▶ _The problem_
The records should be written out in full, with nothing altered.

▶ _Saved entries_
※

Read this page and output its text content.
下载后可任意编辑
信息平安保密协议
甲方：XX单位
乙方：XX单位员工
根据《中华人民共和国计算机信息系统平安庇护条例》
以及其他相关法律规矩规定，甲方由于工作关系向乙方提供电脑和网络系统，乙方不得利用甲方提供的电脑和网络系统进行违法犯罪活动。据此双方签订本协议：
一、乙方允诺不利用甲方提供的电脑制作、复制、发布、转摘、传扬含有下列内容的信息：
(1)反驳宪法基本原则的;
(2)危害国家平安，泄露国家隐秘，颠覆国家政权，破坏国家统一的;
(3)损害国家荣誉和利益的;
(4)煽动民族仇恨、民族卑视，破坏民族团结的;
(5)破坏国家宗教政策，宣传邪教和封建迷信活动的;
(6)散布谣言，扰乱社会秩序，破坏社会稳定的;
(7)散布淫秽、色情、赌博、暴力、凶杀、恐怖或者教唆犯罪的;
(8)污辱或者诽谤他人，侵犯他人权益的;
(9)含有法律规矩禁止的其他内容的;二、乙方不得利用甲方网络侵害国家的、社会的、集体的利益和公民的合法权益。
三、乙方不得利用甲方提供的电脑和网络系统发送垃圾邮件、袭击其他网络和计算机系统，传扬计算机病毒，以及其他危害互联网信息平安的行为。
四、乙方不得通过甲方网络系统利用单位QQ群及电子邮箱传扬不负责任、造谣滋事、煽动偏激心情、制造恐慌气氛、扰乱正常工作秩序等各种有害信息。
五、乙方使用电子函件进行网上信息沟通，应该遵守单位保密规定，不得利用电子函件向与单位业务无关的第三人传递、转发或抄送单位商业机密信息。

※

▶ _Answer below_
Read this page and output its text content.
下载后可任意编辑
信息平安保密协议
甲方：XX单位
乙方：XX单位员工
根据《中华人民共和国计算机信息系统平安庇护条例》
以及其他相关法律规矩规定，甲方由于工作关系向乙方提供电脑和网络系统，乙方不得利用甲方提供的电脑和网络系统进行违法犯罪活动。据此双方签订本协议：
一、乙方允诺不利用甲方提供的电脑制作、复制、发布、转摘、传扬含有下列内容的信息：
(1)反驳宪法基本原则的;
(2)危害国家平安，泄露国家隐秘，颠覆国家政权，破坏国家统一的;
(3)损害国家荣誉和利益的;
(4)煽动民族仇恨、民族卑视，破坏民族团结的;
(5)破坏国家宗教政策，宣传邪教和封建迷信活动的;
(6)散布谣言，扰乱社会秩序，破坏社会稳定的;
(7)散布淫秽、色情、赌博、暴力、凶杀、恐怖或者教唆犯罪的;
(8)污辱或者诽谤他人，侵犯他人权益的;
(9)含有法律规矩禁止的其他内容的;二、乙方不得利用甲方网络侵害国家的、社会的、集体的利益和公民的合法权益。
三、乙方不得利用甲方提供的电脑和网络系统发送垃圾邮件、袭击其他网络和计算机系统，传扬计算机病毒，以及其他危害互联网信息平安的行为。
四、乙方不得通过甲方网络系统利用单位QQ群及电子邮箱传扬不负责任、造谣滋事、煽动偏激心情、制造恐慌气氛、扰乱正常工作秩序等各种有害信息。
五、乙方使用电子函件进行网上信息沟通，应该遵守单位保密规定，不得利用电子函件向与单位业务无关的第三人传递、转发或抄送单位商业机密信息。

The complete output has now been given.